### Texto de estudio
* * * * *

El gendarme argentino Nahuel Gallo rompió el silencio y brindó por primera vez un relato detallado sobre los 448 días que pasó detenido en Venezuela, un período que describió como “uno de los más duros de su vida” y en el que, según confesó, llegó a pensar en quitarse la vida ante las condiciones extremas de encierro y el aislamiento prolongado.
Su testimonio expone con crudeza lo vivido desde su detención en la zona fronteriza entre Colombia y Venezuela a fines de 2024, cuando fue interceptado por fuerzas de seguridad en un operativo que, según su versión, se dio en medio de una revisión de documentación y controles en el paso internacional. A partir de ese momento, comenzó un proceso de detención que incluyó interrogatorios, traslados y un aislamiento casi total del exterior.
Gallo relató que al momento de ser interceptado no comprendía con claridad qué fuerza lo estaba reteniendo ni bajo qué motivo concreto. Según explicó, los agentes actuaban de civil y no portaban identificaciones visibles, lo que generó confusión en los primeros minutos de la detención. También contó que en ese momento le revisaron pertenencias personales, incluido su teléfono celular, donde encontraron mensajes que derivaron en cuestionamientos directos sobre su identidad y su vínculo con fuerzas de seguridad argentinas.
El punto de quiebre, de acuerdo a su testimonio, ocurrió cuando se confirmó que era integrante de la Gendarmería. A partir de allí, aseguró que el trato cambió de forma inmediata, con esposas en manos y pies, golpes y traslados bajo condiciones de fuerte tensión. Desde ese momento, comenzó un encierro prolongado en el que, según describió, perdió contacto total con su familia y con cualquier tipo de información del exterior.

* * * * *

### Datos extraídos
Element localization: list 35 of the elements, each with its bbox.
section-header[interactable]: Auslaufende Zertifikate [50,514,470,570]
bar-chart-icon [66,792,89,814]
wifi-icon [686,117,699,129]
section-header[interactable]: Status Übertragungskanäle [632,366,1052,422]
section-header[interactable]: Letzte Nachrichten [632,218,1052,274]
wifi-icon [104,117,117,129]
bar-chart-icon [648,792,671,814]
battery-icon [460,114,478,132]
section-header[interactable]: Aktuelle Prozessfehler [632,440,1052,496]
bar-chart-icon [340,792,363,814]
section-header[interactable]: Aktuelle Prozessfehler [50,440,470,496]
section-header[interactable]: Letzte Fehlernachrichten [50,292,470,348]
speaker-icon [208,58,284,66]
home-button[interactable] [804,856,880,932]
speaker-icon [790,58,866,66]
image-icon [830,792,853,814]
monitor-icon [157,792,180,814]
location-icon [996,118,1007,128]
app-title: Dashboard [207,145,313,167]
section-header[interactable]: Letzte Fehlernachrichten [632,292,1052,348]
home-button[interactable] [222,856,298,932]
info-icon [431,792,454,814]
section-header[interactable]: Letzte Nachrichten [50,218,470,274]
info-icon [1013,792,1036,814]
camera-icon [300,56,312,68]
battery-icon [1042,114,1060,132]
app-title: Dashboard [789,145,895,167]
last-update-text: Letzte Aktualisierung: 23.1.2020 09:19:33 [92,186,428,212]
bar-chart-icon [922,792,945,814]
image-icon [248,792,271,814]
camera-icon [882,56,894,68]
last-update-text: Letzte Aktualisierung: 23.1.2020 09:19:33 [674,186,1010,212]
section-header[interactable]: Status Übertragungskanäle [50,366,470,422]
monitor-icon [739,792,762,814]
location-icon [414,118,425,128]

* * * * *

### Consignas
1/ Responde cuántos días pasó detenido en Venezuela el gendarme según el texto sobre la detención de Nahuel Gallo.
2/ Enumera lo que incluyó el proceso de detención según el texto sobre la detención de Nahuel Gallo.
3/ Retoma el texto sobre la detención de Nahuel Gallo a partir de su última oración y continúa el relato.

### Respuestas
1/ 448 días.

2/ Interrogatorios, traslados y un aislamiento casi total del exterior.

3/
Durante su detención, Gallo afirmó haber permanecido en condiciones de aislamiento extremo, con contacto humano reducido al mínimo y sin certezas sobre su situación judicial o su futuro inmediato. Ese contexto, sumado a la incertidumbre sobre su familia, generó un fuerte impacto emocional que se fue profundizando con el paso de los meses.
El gendarme también describió episodios de violencia física y psicológica, y sostuvo que los interrogatorios eran frecuentes y acompañados de presión constante. En ese marco, aseguró que los meses más difíciles fueron los primeros, especialmente por la falta de comunicación y la sensación de abandono.
Con el paso del tiempo, la situación no mejoró de manera significativa, según su relato. El encierro prolongado, la rutina carcelaria y la incertidumbre sobre su destino derivaron en un deterioro emocional profundo. Fue en ese contexto que admitió haber atravesado pensamientos extremos. “Pensé en quitarme la vida”, reconoció, al describir el nivel de angustia que llegó a experimentar durante su detención.
Su testimonio vuelve a poner en foco las condiciones de detención en contextos de tensión política y fronteriza en la región, así como el impacto humano de este tipo de situaciones prolongadas. También refleja las consecuencias psicológicas que pueden generar los encierros extendidos, especialmente cuando no hay contacto con el exterior ni información clara sobre el proceso judicial.
Tras recuperar la libertad, Gallo intenta reconstruir su vida junto a su entorno familiar, mientras su caso continúa generando repercusiones por la duración de la detención y las condiciones que denunció haber atravesado durante más de un año en territorio venezolano.